§ WORK TO DO: Without including any pictures, write out the listing below exactly.

——

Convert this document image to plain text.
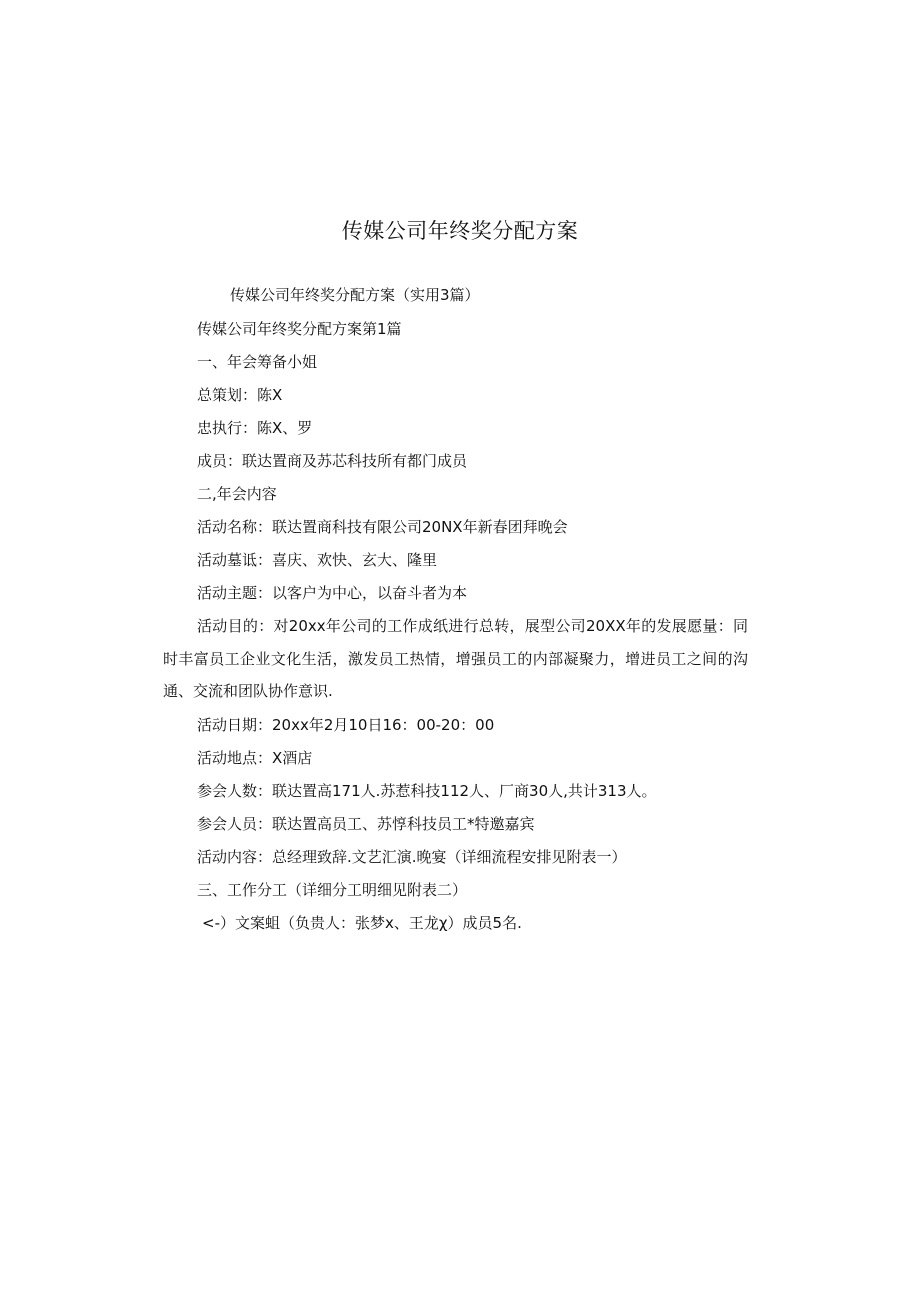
传媒公司年终奖分配方案
传媒公司年终奖分配方案（实用3篇）
传媒公司年终奖分配方案第1篇
一、年会筹备小姐
总策划：陈X
忠执行：陈X、罗
成员：联达置商及苏芯科技所有都门成员
二,年会内容
活动名称：联达置商科技有限公司20NX年新春团拜晚会
活动墓诋：喜庆、欢快、玄大、隆里
活动主题：以客户为中心，以奋斗者为本
活动目的：对20xx年公司的工作成纸进行总转，展型公司20XX年的发展愿量：同时丰富员工企业文化生活，激发员工热情，增强员工的内部凝聚力，增进员工之间的沟通、交流和团队协作意识.
活动日期：20xx年2月10日16：00-20：00
活动地点：X酒店
参会人数：联达置高171人.苏惹科技112人、厂商30人,共计313人。
参会人员：联达置高员工、苏惇科技员工*特邀嘉宾
活动内容：总经理致辞.文艺汇演.晚宴（详细流程安排见附表一）
三、工作分工（详细分工明细见附表二）
<-）文案蛆（负贵人：张梦x、王龙χ）成员5名.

——

§ EXERCISE RESULT:
Convert this document image to plain text.
传媒公司年终奖分配方案
传媒公司年终奖分配方案（实用3篇）
传媒公司年终奖分配方案第1篇
一、年会筹备小姐
总策划：陈X
忠执行：陈X、罗
成员：联达置商及苏芯科技所有都门成员
二,年会内容
活动名称：联达置商科技有限公司20NX年新春团拜晚会
活动墓诋：喜庆、欢快、玄大、隆里
活动主题：以客户为中心，以奋斗者为本
活动目的：对20xx年公司的工作成纸进行总转，展型公司20XX年的发展愿量：同时丰富员工企业文化生活，激发员工热情，增强员工的内部凝聚力，增进员工之间的沟通、交流和团队协作意识.
活动日期：20xx年2月10日16：00-20：00
活动地点：X酒店
参会人数：联达置高171人.苏惹科技112人、厂商30人,共计313人。
参会人员：联达置高员工、苏惇科技员工*特邀嘉宾
活动内容：总经理致辞.文艺汇演.晚宴（详细流程安排见附表一）
三、工作分工（详细分工明细见附表二）
<-）文案蛆（负贵人：张梦x、王龙χ）成员5名.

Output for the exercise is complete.